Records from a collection
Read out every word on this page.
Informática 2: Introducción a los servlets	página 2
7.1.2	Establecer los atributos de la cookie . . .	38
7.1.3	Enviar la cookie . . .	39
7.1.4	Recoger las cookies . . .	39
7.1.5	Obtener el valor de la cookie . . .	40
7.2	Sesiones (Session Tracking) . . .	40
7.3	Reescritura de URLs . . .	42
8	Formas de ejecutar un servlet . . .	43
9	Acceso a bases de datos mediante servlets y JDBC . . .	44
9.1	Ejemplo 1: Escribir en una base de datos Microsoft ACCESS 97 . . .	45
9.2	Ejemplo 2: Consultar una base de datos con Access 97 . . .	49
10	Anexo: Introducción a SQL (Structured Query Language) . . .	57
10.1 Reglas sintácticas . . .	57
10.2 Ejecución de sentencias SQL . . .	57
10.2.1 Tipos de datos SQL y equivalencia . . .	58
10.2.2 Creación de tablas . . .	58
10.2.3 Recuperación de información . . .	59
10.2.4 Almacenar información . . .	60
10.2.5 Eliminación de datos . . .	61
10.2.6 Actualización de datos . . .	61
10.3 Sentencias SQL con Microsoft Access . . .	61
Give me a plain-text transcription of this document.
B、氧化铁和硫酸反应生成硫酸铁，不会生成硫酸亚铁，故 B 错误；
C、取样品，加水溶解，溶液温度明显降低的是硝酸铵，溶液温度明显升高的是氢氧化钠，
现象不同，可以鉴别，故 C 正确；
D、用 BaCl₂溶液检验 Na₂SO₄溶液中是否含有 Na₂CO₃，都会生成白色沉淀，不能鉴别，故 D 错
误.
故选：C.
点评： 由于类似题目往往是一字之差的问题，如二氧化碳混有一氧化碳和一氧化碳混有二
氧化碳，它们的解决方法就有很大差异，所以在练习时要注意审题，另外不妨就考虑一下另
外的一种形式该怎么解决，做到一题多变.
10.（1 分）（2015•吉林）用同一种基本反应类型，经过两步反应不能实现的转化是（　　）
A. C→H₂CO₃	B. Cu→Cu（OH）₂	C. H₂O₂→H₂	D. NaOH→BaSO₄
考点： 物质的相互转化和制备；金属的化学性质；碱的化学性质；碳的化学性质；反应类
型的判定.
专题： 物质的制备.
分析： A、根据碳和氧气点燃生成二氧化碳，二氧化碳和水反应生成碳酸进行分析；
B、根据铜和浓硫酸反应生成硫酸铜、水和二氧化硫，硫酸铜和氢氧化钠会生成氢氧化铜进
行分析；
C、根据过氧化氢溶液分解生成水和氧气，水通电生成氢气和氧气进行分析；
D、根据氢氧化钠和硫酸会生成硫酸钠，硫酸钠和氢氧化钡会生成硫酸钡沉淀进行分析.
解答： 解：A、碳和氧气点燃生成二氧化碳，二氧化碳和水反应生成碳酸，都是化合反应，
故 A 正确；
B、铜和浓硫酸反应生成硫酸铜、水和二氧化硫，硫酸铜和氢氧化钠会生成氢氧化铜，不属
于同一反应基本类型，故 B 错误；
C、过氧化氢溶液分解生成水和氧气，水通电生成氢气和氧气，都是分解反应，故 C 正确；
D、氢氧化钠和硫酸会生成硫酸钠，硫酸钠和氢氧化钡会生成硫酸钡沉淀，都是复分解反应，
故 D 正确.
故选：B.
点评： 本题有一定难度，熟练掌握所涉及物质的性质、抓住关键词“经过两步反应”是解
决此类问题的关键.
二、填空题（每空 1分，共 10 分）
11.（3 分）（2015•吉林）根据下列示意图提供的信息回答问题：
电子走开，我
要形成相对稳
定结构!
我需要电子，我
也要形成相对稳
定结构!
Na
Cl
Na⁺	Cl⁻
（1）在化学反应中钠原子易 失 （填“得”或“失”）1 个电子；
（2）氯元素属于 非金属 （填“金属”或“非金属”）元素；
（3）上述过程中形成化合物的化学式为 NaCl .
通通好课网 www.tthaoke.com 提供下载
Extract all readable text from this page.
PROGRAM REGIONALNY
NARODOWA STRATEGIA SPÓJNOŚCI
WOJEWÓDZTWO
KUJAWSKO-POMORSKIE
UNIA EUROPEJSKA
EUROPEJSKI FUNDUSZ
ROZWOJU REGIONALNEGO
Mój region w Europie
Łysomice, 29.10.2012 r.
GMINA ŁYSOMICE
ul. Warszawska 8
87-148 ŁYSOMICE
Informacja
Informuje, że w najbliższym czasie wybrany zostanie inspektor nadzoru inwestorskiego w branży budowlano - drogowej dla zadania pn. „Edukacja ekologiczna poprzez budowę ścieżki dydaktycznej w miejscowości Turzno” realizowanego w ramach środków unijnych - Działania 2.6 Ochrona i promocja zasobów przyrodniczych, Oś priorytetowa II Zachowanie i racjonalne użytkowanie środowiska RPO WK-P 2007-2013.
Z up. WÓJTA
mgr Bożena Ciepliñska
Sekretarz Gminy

## WHAT IS BEING ASKED:
Return every line exactly.

## TASK RESULT:
Read out every word on this page.
Informática 2: Introducción a los servlets	página 2
7.1.2	Establecer los atributos de la cookie . . .	38
7.1.3	Enviar la cookie . . .	39
7.1.4	Recoger las cookies . . .	39
7.1.5	Obtener el valor de la cookie . . .	40
7.2	Sesiones (Session Tracking) . . .	40
7.3	Reescritura de URLs . . .	42
8	Formas de ejecutar un servlet . . .	43
9	Acceso a bases de datos mediante servlets y JDBC . . .	44
9.1	Ejemplo 1: Escribir en una base de datos Microsoft ACCESS 97 . . .	45
9.2	Ejemplo 2: Consultar una base de datos con Access 97 . . .	49
10	Anexo: Introducción a SQL (Structured Query Language) . . .	57
10.1 Reglas sintácticas . . .	57
10.2 Ejecución de sentencias SQL . . .	57
10.2.1 Tipos de datos SQL y equivalencia . . .	58
10.2.2 Creación de tablas . . .	58
10.2.3 Recuperación de información . . .	59
10.2.4 Almacenar información . . .	60
10.2.5 Eliminación de datos . . .	61
10.2.6 Actualización de datos . . .	61
10.3 Sentencias SQL con Microsoft Access . . .	61
Give me a plain-text transcription of this document.
B、氧化铁和硫酸反应生成硫酸铁，不会生成硫酸亚铁，故 B 错误；
C、取样品，加水溶解，溶液温度明显降低的是硝酸铵，溶液温度明显升高的是氢氧化钠，
现象不同，可以鉴别，故 C 正确；
D、用 BaCl₂溶液检验 Na₂SO₄溶液中是否含有 Na₂CO₃，都会生成白色沉淀，不能鉴别，故 D 错
误.
故选：C.
点评： 由于类似题目往往是一字之差的问题，如二氧化碳混有一氧化碳和一氧化碳混有二
氧化碳，它们的解决方法就有很大差异，所以在练习时要注意审题，另外不妨就考虑一下另
外的一种形式该怎么解决，做到一题多变.
10.（1 分）（2015•吉林）用同一种基本反应类型，经过两步反应不能实现的转化是（　　）
A. C→H₂CO₃	B. Cu→Cu（OH）₂	C. H₂O₂→H₂	D. NaOH→BaSO₄
考点： 物质的相互转化和制备；金属的化学性质；碱的化学性质；碳的化学性质；反应类
型的判定.
专题： 物质的制备.
分析： A、根据碳和氧气点燃生成二氧化碳，二氧化碳和水反应生成碳酸进行分析；
B、根据铜和浓硫酸反应生成硫酸铜、水和二氧化硫，硫酸铜和氢氧化钠会生成氢氧化铜进
行分析；
C、根据过氧化氢溶液分解生成水和氧气，水通电生成氢气和氧气进行分析；
D、根据氢氧化钠和硫酸会生成硫酸钠，硫酸钠和氢氧化钡会生成硫酸钡沉淀进行分析.
解答： 解：A、碳和氧气点燃生成二氧化碳，二氧化碳和水反应生成碳酸，都是化合反应，
故 A 正确；
B、铜和浓硫酸反应生成硫酸铜、水和二氧化硫，硫酸铜和氢氧化钠会生成氢氧化铜，不属
于同一反应基本类型，故 B 错误；
C、过氧化氢溶液分解生成水和氧气，水通电生成氢气和氧气，都是分解反应，故 C 正确；
D、氢氧化钠和硫酸会生成硫酸钠，硫酸钠和氢氧化钡会生成硫酸钡沉淀，都是复分解反应，
故 D 正确.
故选：B.
点评： 本题有一定难度，熟练掌握所涉及物质的性质、抓住关键词“经过两步反应”是解
决此类问题的关键.
二、填空题（每空 1分，共 10 分）
11.（3 分）（2015•吉林）根据下列示意图提供的信息回答问题：
电子走开，我
要形成相对稳
定结构!
我需要电子，我
也要形成相对稳
定结构!
Na
Cl
Na⁺	Cl⁻
（1）在化学反应中钠原子易 失 （填“得”或“失”）1 个电子；
（2）氯元素属于 非金属 （填“金属”或“非金属”）元素；
（3）上述过程中形成化合物的化学式为 NaCl .
通通好课网 www.tthaoke.com 提供下载
Extract all readable text from this page.
PROGRAM REGIONALNY
NARODOWA STRATEGIA SPÓJNOŚCI
WOJEWÓDZTWO
KUJAWSKO-POMORSKIE
UNIA EUROPEJSKA
EUROPEJSKI FUNDUSZ
ROZWOJU REGIONALNEGO
Mój region w Europie
Łysomice, 29.10.2012 r.
GMINA ŁYSOMICE
ul. Warszawska 8
87-148 ŁYSOMICE
Informacja
Informuje, że w najbliższym czasie wybrany zostanie inspektor nadzoru inwestorskiego w branży budowlano - drogowej dla zadania pn. „Edukacja ekologiczna poprzez budowę ścieżki dydaktycznej w miejscowości Turzno” realizowanego w ramach środków unijnych - Działania 2.6 Ochrona i promocja zasobów przyrodniczych, Oś priorytetowa II Zachowanie i racjonalne użytkowanie środowiska RPO WK-P 2007-2013.
Z up. WÓJTA
mgr Bożena Ciepliñska
Sekretarz Gminy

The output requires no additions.